TASK BRIEF
Count every line that holds the string "screenshot", then give that number alone.

Stored items from a collection
_____

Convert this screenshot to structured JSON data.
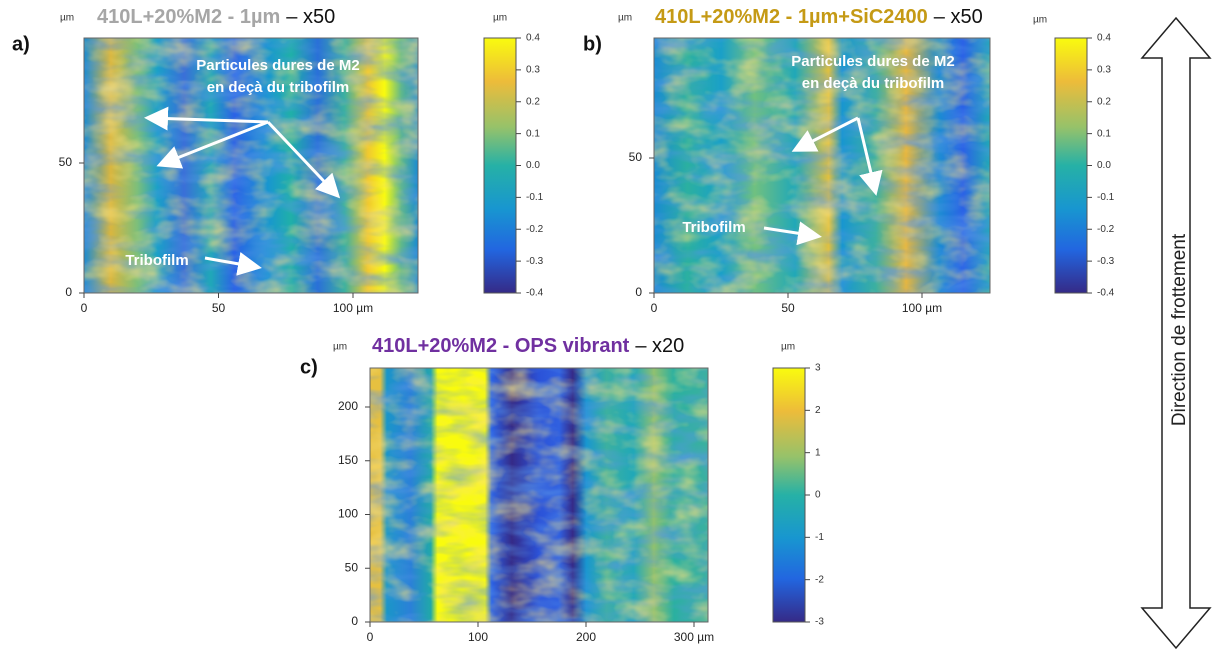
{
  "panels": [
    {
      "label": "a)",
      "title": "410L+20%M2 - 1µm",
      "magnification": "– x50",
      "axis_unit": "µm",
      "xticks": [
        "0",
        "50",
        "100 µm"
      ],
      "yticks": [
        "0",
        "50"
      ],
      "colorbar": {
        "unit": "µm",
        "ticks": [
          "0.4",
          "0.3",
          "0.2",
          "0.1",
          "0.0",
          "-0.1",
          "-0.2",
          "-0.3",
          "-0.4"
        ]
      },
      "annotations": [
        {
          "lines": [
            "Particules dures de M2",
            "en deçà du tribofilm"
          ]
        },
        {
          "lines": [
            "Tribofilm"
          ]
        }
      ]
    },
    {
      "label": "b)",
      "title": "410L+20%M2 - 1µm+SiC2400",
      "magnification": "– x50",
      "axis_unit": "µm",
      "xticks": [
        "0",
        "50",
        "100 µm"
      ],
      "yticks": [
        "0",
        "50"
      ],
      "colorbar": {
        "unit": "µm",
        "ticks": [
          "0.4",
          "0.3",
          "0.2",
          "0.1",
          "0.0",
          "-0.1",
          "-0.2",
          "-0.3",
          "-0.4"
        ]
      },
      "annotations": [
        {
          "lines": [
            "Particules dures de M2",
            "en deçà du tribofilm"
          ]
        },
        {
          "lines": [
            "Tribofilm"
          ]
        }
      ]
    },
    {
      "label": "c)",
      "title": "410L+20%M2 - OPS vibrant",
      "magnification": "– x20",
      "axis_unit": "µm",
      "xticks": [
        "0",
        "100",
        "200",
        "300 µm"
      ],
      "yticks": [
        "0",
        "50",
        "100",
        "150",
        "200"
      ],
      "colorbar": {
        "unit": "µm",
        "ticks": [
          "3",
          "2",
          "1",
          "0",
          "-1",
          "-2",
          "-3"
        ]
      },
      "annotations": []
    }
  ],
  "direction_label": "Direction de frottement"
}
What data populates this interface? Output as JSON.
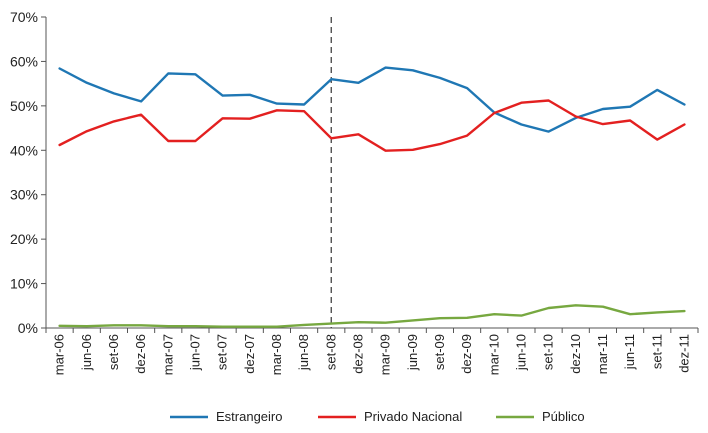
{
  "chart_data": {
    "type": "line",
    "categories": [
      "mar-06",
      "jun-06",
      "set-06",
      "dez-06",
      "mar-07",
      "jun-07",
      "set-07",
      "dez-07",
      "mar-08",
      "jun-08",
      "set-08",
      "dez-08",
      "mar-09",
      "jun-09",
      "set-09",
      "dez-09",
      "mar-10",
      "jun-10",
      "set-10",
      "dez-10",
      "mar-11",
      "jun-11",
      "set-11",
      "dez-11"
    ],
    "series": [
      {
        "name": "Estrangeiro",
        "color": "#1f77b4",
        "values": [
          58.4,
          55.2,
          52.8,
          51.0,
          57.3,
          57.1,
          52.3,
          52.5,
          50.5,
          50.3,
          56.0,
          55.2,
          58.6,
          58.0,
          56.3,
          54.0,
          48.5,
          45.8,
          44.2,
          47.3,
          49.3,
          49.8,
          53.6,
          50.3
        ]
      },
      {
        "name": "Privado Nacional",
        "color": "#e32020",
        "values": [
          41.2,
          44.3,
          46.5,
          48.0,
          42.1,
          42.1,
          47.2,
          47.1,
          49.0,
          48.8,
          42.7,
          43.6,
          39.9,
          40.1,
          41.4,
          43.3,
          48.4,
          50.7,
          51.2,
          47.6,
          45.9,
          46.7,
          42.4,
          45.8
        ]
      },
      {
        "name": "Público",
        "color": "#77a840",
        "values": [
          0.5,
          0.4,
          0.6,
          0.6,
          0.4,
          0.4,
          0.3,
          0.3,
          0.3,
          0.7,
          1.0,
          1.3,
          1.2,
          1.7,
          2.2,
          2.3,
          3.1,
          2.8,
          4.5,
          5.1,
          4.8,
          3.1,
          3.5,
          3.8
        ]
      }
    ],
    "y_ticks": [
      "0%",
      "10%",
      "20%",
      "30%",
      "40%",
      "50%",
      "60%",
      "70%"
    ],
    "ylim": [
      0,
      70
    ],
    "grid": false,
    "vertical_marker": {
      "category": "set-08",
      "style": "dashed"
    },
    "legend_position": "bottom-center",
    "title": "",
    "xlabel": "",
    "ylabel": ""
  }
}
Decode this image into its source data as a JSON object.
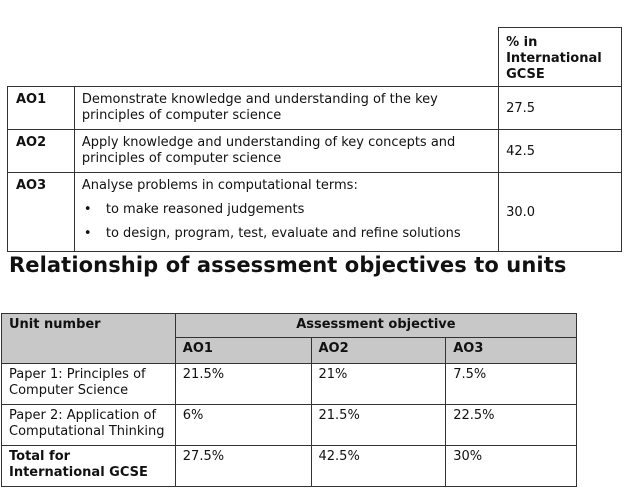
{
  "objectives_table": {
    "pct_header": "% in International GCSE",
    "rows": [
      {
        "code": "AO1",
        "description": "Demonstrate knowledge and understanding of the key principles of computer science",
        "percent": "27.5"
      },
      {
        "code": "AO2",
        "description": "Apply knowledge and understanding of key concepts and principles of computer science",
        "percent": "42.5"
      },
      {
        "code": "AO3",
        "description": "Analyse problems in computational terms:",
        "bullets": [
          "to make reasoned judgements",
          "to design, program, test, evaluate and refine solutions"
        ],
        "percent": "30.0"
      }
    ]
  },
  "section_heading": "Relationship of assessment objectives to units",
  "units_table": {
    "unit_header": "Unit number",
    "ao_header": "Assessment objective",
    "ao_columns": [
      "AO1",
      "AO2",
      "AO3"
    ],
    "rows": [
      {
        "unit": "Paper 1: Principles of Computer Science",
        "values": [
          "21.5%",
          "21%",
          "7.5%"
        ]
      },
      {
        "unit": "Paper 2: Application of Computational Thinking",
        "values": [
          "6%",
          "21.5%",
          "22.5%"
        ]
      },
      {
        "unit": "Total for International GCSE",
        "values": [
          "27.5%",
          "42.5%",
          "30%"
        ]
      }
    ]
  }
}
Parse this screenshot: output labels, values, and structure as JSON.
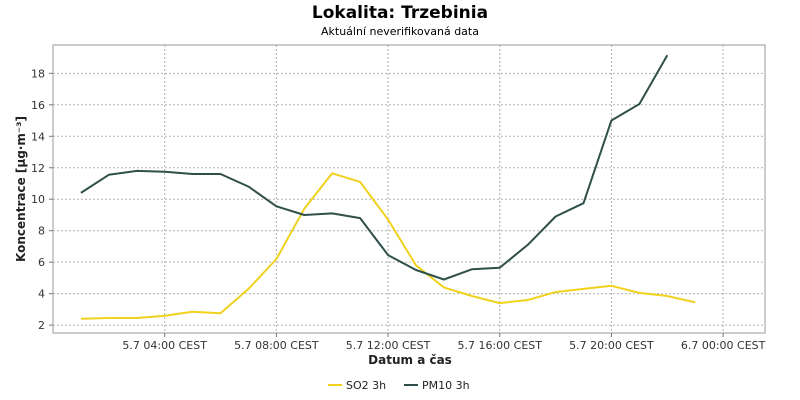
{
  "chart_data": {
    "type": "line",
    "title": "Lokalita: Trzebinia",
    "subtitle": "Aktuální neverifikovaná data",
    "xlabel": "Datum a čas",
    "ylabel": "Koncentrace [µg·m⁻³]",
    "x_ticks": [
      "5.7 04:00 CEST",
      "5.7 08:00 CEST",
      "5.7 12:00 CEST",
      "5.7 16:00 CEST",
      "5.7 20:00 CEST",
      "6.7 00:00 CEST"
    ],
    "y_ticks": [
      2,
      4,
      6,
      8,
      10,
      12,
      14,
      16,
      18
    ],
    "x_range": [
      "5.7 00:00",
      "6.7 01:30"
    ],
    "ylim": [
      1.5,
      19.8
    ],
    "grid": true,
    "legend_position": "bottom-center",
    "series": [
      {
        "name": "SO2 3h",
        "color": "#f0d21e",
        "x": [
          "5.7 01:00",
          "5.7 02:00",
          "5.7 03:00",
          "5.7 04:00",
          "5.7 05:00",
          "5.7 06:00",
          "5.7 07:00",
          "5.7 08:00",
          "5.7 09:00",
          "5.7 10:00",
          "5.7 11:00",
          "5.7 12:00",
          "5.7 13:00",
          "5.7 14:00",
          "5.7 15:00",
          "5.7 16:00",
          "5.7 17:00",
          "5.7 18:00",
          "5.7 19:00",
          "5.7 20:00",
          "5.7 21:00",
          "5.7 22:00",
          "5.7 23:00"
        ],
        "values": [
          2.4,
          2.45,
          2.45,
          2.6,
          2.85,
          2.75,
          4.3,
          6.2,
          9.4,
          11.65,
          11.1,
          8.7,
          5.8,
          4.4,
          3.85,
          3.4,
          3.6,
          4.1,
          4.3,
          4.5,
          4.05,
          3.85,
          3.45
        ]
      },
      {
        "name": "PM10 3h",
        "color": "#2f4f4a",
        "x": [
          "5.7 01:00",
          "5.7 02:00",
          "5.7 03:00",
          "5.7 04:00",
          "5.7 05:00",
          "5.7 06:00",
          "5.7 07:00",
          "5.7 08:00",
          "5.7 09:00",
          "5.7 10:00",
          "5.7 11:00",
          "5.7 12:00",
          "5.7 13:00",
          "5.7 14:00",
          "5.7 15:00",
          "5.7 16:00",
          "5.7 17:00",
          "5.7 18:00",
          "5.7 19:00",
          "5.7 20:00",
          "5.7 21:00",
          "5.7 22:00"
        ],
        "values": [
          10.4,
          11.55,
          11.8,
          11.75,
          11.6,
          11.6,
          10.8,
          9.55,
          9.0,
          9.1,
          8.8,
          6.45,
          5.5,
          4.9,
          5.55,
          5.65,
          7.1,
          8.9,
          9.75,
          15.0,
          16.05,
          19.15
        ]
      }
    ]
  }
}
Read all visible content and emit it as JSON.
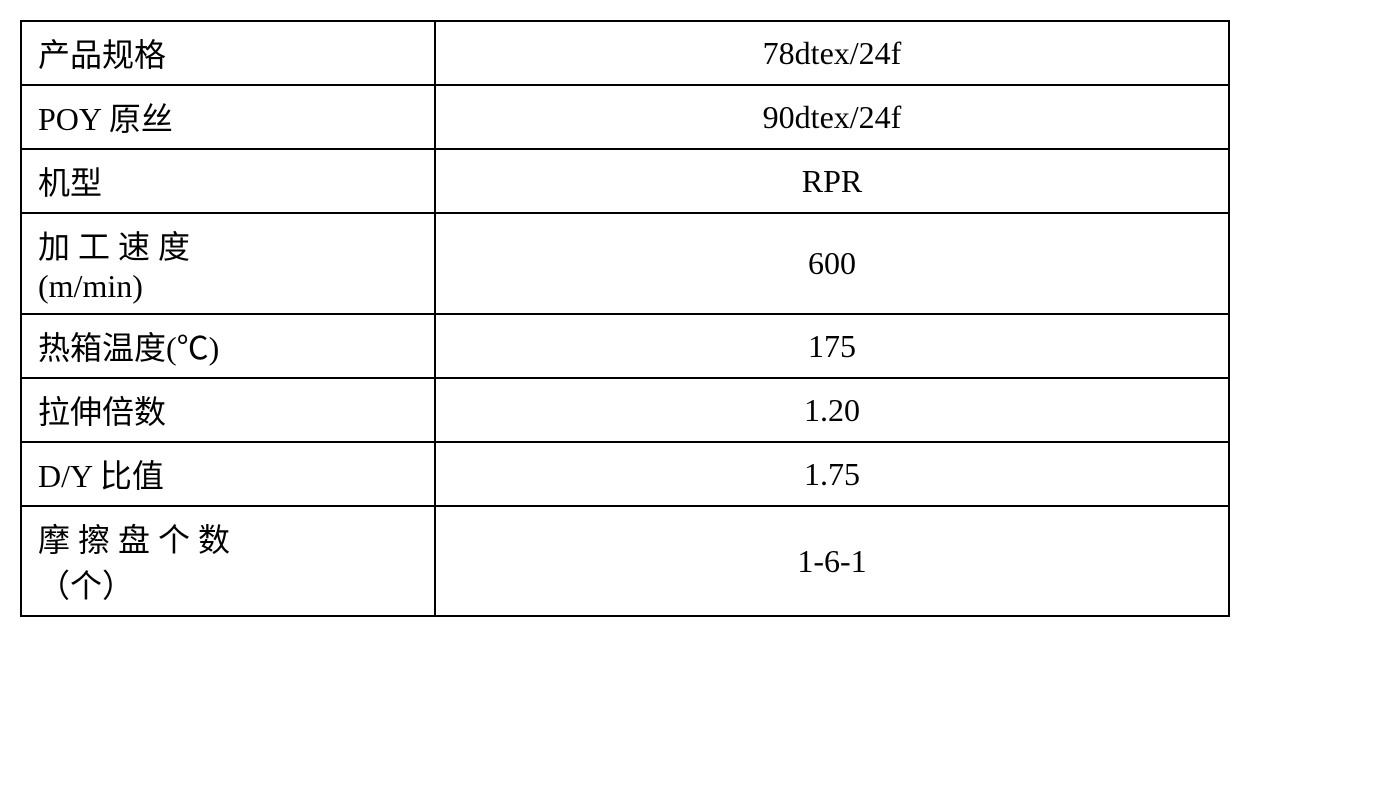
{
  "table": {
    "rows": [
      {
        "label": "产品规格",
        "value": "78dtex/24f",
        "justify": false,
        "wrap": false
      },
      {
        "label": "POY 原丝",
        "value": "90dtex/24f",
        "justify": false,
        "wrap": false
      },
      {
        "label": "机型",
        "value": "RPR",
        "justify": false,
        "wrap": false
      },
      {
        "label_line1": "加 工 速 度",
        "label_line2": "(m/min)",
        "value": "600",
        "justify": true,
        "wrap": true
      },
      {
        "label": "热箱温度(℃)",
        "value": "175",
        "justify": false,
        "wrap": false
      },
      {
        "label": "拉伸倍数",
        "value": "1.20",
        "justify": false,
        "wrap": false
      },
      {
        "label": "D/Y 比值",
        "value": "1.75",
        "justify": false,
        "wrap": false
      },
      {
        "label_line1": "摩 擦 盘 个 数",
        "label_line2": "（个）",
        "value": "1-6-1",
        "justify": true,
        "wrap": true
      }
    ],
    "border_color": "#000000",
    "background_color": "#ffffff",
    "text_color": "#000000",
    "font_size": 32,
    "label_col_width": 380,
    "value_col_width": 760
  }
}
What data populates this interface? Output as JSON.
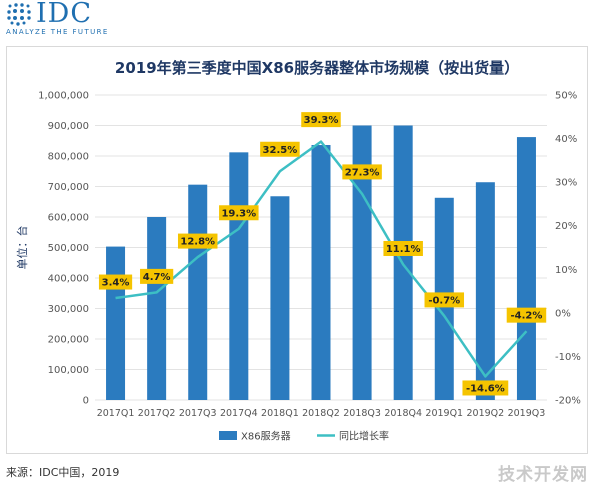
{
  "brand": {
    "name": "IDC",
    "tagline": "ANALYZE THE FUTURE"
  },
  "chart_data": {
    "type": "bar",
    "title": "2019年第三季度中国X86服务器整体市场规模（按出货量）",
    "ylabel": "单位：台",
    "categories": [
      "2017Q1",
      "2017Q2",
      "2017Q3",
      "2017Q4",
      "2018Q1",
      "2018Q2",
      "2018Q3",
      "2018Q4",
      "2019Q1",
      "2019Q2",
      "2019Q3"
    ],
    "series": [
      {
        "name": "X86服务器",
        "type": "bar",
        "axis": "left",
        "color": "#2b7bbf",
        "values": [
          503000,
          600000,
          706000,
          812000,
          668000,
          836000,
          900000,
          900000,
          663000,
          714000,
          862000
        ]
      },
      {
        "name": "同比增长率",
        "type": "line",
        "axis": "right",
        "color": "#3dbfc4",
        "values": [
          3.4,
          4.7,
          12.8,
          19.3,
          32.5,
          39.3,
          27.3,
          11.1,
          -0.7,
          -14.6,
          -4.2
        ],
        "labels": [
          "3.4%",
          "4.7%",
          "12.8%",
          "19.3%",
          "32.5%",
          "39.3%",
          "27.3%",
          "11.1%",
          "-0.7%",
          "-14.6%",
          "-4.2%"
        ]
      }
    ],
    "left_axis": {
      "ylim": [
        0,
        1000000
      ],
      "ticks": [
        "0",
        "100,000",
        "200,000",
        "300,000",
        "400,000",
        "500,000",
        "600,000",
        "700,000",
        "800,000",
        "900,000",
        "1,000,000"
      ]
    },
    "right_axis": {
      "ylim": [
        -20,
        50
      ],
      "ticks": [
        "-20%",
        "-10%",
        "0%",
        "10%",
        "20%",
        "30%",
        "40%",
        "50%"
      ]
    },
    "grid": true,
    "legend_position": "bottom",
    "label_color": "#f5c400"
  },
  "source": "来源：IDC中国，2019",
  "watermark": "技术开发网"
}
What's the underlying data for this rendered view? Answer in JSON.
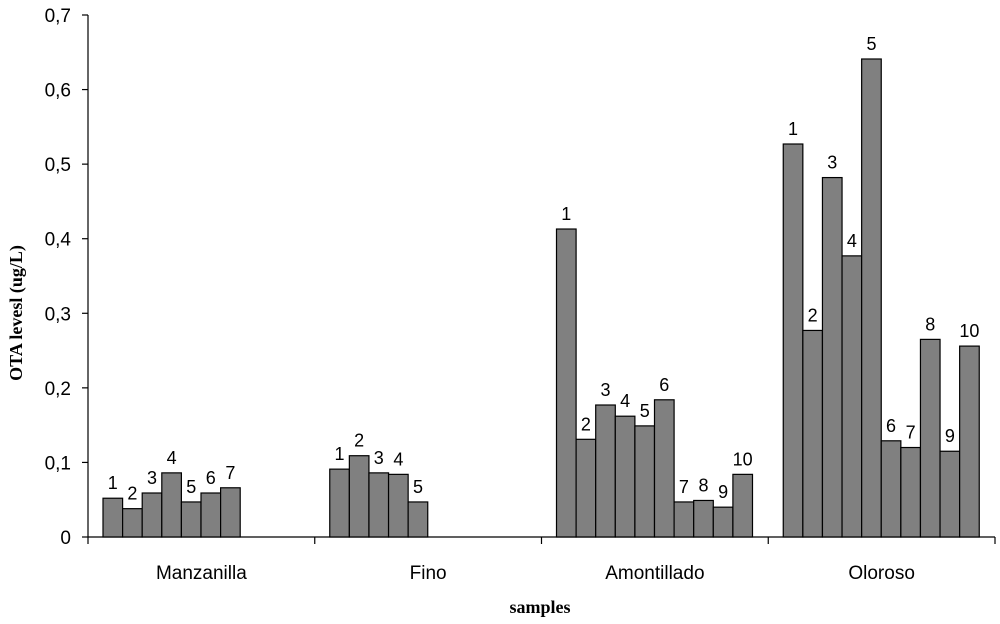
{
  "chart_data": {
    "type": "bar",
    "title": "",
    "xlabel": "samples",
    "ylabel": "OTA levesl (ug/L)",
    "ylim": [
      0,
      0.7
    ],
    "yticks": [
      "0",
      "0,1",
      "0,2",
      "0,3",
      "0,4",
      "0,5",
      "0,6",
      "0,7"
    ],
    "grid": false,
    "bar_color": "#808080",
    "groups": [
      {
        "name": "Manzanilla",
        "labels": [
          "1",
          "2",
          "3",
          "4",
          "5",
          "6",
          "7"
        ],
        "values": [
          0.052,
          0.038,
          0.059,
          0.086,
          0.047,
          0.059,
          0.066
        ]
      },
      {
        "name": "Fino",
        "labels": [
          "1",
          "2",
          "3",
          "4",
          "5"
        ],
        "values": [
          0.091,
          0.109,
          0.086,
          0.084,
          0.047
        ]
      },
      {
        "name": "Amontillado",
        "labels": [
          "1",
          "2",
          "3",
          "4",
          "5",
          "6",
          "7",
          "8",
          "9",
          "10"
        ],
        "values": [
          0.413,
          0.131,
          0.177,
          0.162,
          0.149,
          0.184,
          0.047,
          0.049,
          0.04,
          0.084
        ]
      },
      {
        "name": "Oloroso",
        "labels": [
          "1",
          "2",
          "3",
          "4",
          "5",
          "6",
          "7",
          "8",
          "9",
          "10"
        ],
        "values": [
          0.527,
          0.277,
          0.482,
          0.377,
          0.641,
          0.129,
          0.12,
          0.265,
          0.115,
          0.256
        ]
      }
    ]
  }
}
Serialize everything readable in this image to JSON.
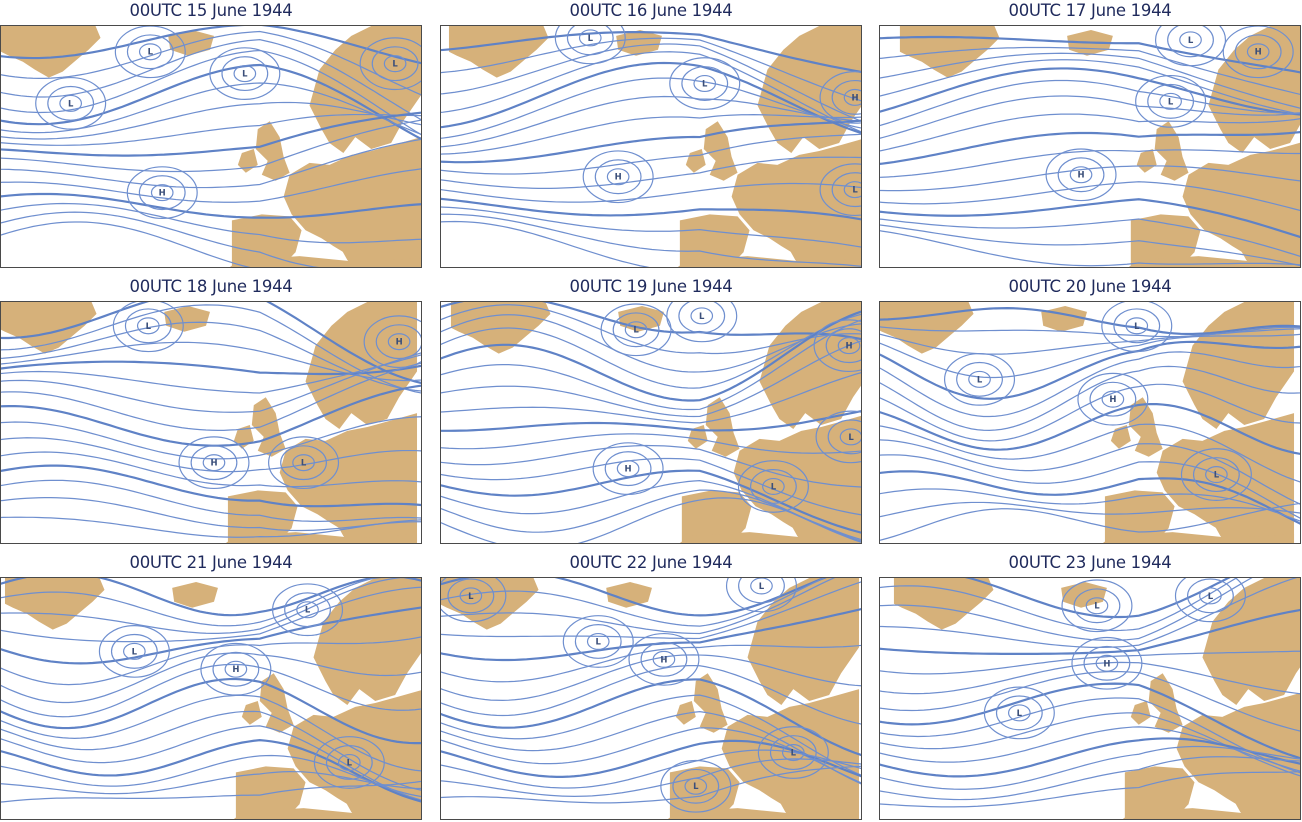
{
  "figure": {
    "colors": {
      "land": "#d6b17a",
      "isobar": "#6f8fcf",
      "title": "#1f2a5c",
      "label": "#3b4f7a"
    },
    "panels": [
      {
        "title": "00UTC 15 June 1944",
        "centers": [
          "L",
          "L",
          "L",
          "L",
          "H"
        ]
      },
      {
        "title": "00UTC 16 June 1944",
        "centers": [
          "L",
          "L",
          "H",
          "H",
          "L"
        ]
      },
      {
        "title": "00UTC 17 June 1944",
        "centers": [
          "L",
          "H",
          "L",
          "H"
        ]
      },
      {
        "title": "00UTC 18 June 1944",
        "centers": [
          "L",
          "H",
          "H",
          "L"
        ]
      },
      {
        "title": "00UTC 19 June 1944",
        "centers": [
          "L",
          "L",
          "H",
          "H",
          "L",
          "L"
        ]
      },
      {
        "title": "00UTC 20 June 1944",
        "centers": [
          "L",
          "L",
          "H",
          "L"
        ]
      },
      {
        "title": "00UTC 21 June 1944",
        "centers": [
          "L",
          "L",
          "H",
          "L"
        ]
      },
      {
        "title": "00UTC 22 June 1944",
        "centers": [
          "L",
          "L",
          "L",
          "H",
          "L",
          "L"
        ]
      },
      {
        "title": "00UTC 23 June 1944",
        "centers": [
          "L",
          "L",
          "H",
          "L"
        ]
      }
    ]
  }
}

_____

TASK SOLUTION
2